[Aim of the exercise] In the records below, pick out all lines containing the word "JSON".

[Records for the exercise]
--- begin ---

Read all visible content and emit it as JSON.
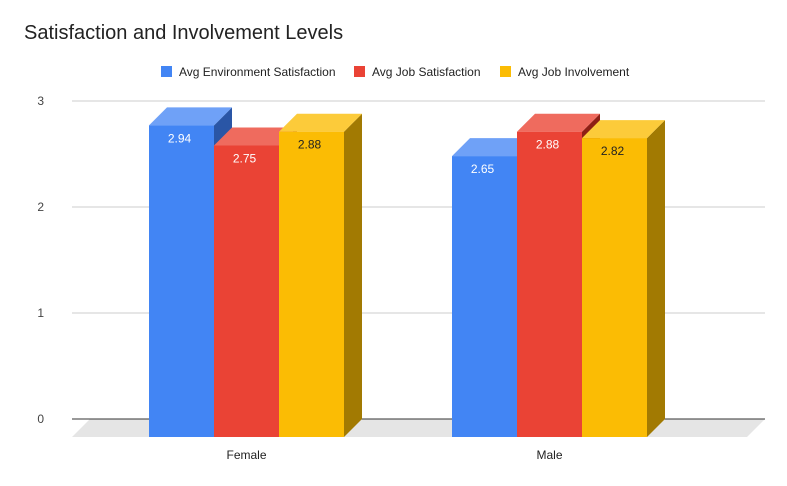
{
  "chart_data": {
    "type": "bar",
    "title": "Satisfaction and Involvement Levels",
    "categories": [
      "Female",
      "Male"
    ],
    "series": [
      {
        "name": "Avg Environment Satisfaction",
        "values": [
          2.94,
          2.65
        ],
        "color": "#4285F4",
        "side_color": "#2A56A6",
        "top_color": "#6FA1F7",
        "label_color": "#ffffff"
      },
      {
        "name": "Avg Job Satisfaction",
        "values": [
          2.75,
          2.88
        ],
        "color": "#EA4335",
        "side_color": "#8E1F15",
        "top_color": "#EF6B5E",
        "label_color": "#ffffff"
      },
      {
        "name": "Avg Job Involvement",
        "values": [
          2.88,
          2.82
        ],
        "color": "#FBBC04",
        "side_color": "#A27A02",
        "top_color": "#FCCB3A",
        "label_color": "#222222"
      }
    ],
    "yticks": [
      "0",
      "1",
      "2",
      "3"
    ],
    "ylim": [
      0,
      3
    ],
    "grid": true,
    "legend_position": "top",
    "style": "3d"
  }
}
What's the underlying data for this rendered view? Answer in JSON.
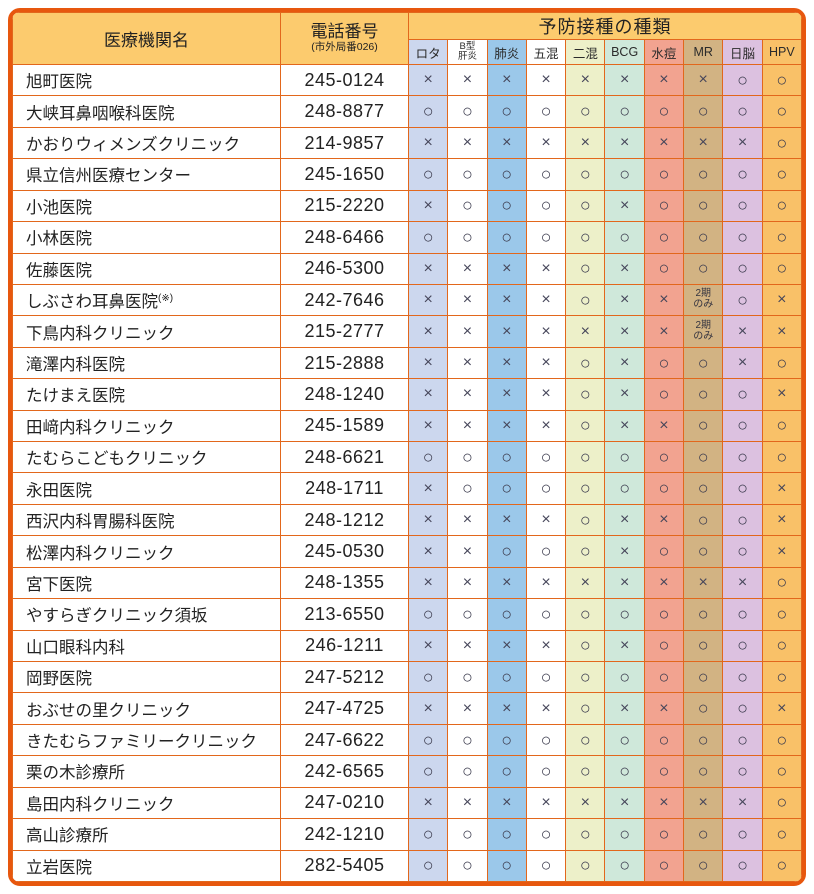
{
  "table": {
    "institution_header": "医療機関名",
    "phone_header": "電話番号",
    "phone_note": "(市外局番026)",
    "vaccine_group_header": "予防接種の種類",
    "legend": {
      "available": "○",
      "unavailable": "×",
      "second_period_only": "2期のみ"
    },
    "colors": {
      "frame_border": "#e7570e",
      "grid_line": "#e2671c",
      "header_bg": "#fccb6e",
      "mark_text": "#3d3d4f"
    },
    "vaccine_columns": [
      {
        "label": "ロタ",
        "bg": "#ccd7ee"
      },
      {
        "label": "B型肝炎",
        "label_lines": [
          "B型",
          "肝炎"
        ],
        "bg": "#ffffff"
      },
      {
        "label": "肺炎",
        "bg": "#9bc8ea"
      },
      {
        "label": "五混",
        "bg": "#ffffff"
      },
      {
        "label": "二混",
        "bg": "#edf0c9"
      },
      {
        "label": "BCG",
        "bg": "#cfe8da"
      },
      {
        "label": "水痘",
        "bg": "#f2a390"
      },
      {
        "label": "MR",
        "bg": "#d2b383"
      },
      {
        "label": "日脳",
        "bg": "#dcc1e0"
      },
      {
        "label": "HPV",
        "bg": "#f9c168"
      }
    ],
    "rows": [
      {
        "name": "旭町医院",
        "phone": "245-0124",
        "marks": [
          "×",
          "×",
          "×",
          "×",
          "×",
          "×",
          "×",
          "×",
          "○",
          "○"
        ]
      },
      {
        "name": "大峡耳鼻咽喉科医院",
        "phone": "248-8877",
        "marks": [
          "○",
          "○",
          "○",
          "○",
          "○",
          "○",
          "○",
          "○",
          "○",
          "○"
        ]
      },
      {
        "name": "かおりウィメンズクリニック",
        "phone": "214-9857",
        "marks": [
          "×",
          "×",
          "×",
          "×",
          "×",
          "×",
          "×",
          "×",
          "×",
          "○"
        ]
      },
      {
        "name": "県立信州医療センター",
        "phone": "245-1650",
        "marks": [
          "○",
          "○",
          "○",
          "○",
          "○",
          "○",
          "○",
          "○",
          "○",
          "○"
        ]
      },
      {
        "name": "小池医院",
        "phone": "215-2220",
        "marks": [
          "×",
          "○",
          "○",
          "○",
          "○",
          "×",
          "○",
          "○",
          "○",
          "○"
        ]
      },
      {
        "name": "小林医院",
        "phone": "248-6466",
        "marks": [
          "○",
          "○",
          "○",
          "○",
          "○",
          "○",
          "○",
          "○",
          "○",
          "○"
        ]
      },
      {
        "name": "佐藤医院",
        "phone": "246-5300",
        "marks": [
          "×",
          "×",
          "×",
          "×",
          "○",
          "×",
          "○",
          "○",
          "○",
          "○"
        ]
      },
      {
        "name": "しぶさわ耳鼻医院",
        "note": "(※)",
        "phone": "242-7646",
        "marks": [
          "×",
          "×",
          "×",
          "×",
          "○",
          "×",
          "×",
          "2期のみ",
          "○",
          "×"
        ]
      },
      {
        "name": "下鳥内科クリニック",
        "phone": "215-2777",
        "marks": [
          "×",
          "×",
          "×",
          "×",
          "×",
          "×",
          "×",
          "2期のみ",
          "×",
          "×"
        ]
      },
      {
        "name": "滝澤内科医院",
        "phone": "215-2888",
        "marks": [
          "×",
          "×",
          "×",
          "×",
          "○",
          "×",
          "○",
          "○",
          "×",
          "○"
        ]
      },
      {
        "name": "たけまえ医院",
        "phone": "248-1240",
        "marks": [
          "×",
          "×",
          "×",
          "×",
          "○",
          "×",
          "○",
          "○",
          "○",
          "×"
        ]
      },
      {
        "name": "田﨑内科クリニック",
        "phone": "245-1589",
        "marks": [
          "×",
          "×",
          "×",
          "×",
          "○",
          "×",
          "×",
          "○",
          "○",
          "○"
        ]
      },
      {
        "name": "たむらこどもクリニック",
        "phone": "248-6621",
        "marks": [
          "○",
          "○",
          "○",
          "○",
          "○",
          "○",
          "○",
          "○",
          "○",
          "○"
        ]
      },
      {
        "name": "永田医院",
        "phone": "248-1711",
        "marks": [
          "×",
          "○",
          "○",
          "○",
          "○",
          "○",
          "○",
          "○",
          "○",
          "×"
        ]
      },
      {
        "name": "西沢内科胃腸科医院",
        "phone": "248-1212",
        "marks": [
          "×",
          "×",
          "×",
          "×",
          "○",
          "×",
          "×",
          "○",
          "○",
          "×"
        ]
      },
      {
        "name": "松澤内科クリニック",
        "phone": "245-0530",
        "marks": [
          "×",
          "×",
          "○",
          "○",
          "○",
          "×",
          "○",
          "○",
          "○",
          "×"
        ]
      },
      {
        "name": "宮下医院",
        "phone": "248-1355",
        "marks": [
          "×",
          "×",
          "×",
          "×",
          "×",
          "×",
          "×",
          "×",
          "×",
          "○"
        ]
      },
      {
        "name": "やすらぎクリニック須坂",
        "phone": "213-6550",
        "marks": [
          "○",
          "○",
          "○",
          "○",
          "○",
          "○",
          "○",
          "○",
          "○",
          "○"
        ]
      },
      {
        "name": "山口眼科内科",
        "phone": "246-1211",
        "marks": [
          "×",
          "×",
          "×",
          "×",
          "○",
          "×",
          "○",
          "○",
          "○",
          "○"
        ]
      },
      {
        "name": "岡野医院",
        "phone": "247-5212",
        "marks": [
          "○",
          "○",
          "○",
          "○",
          "○",
          "○",
          "○",
          "○",
          "○",
          "○"
        ]
      },
      {
        "name": "おぶせの里クリニック",
        "phone": "247-4725",
        "marks": [
          "×",
          "×",
          "×",
          "×",
          "○",
          "×",
          "×",
          "○",
          "○",
          "×"
        ]
      },
      {
        "name": "きたむらファミリークリニック",
        "phone": "247-6622",
        "marks": [
          "○",
          "○",
          "○",
          "○",
          "○",
          "○",
          "○",
          "○",
          "○",
          "○"
        ]
      },
      {
        "name": "栗の木診療所",
        "phone": "242-6565",
        "marks": [
          "○",
          "○",
          "○",
          "○",
          "○",
          "○",
          "○",
          "○",
          "○",
          "○"
        ]
      },
      {
        "name": "島田内科クリニック",
        "phone": "247-0210",
        "marks": [
          "×",
          "×",
          "×",
          "×",
          "×",
          "×",
          "×",
          "×",
          "×",
          "○"
        ]
      },
      {
        "name": "高山診療所",
        "phone": "242-1210",
        "marks": [
          "○",
          "○",
          "○",
          "○",
          "○",
          "○",
          "○",
          "○",
          "○",
          "○"
        ]
      },
      {
        "name": "立岩医院",
        "phone": "282-5405",
        "marks": [
          "○",
          "○",
          "○",
          "○",
          "○",
          "○",
          "○",
          "○",
          "○",
          "○"
        ]
      }
    ]
  }
}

--- end ---

[Response to this task]
Read all visible content and emit it as JSON.
What's the underlying data for this rendered view? Answer in JSON.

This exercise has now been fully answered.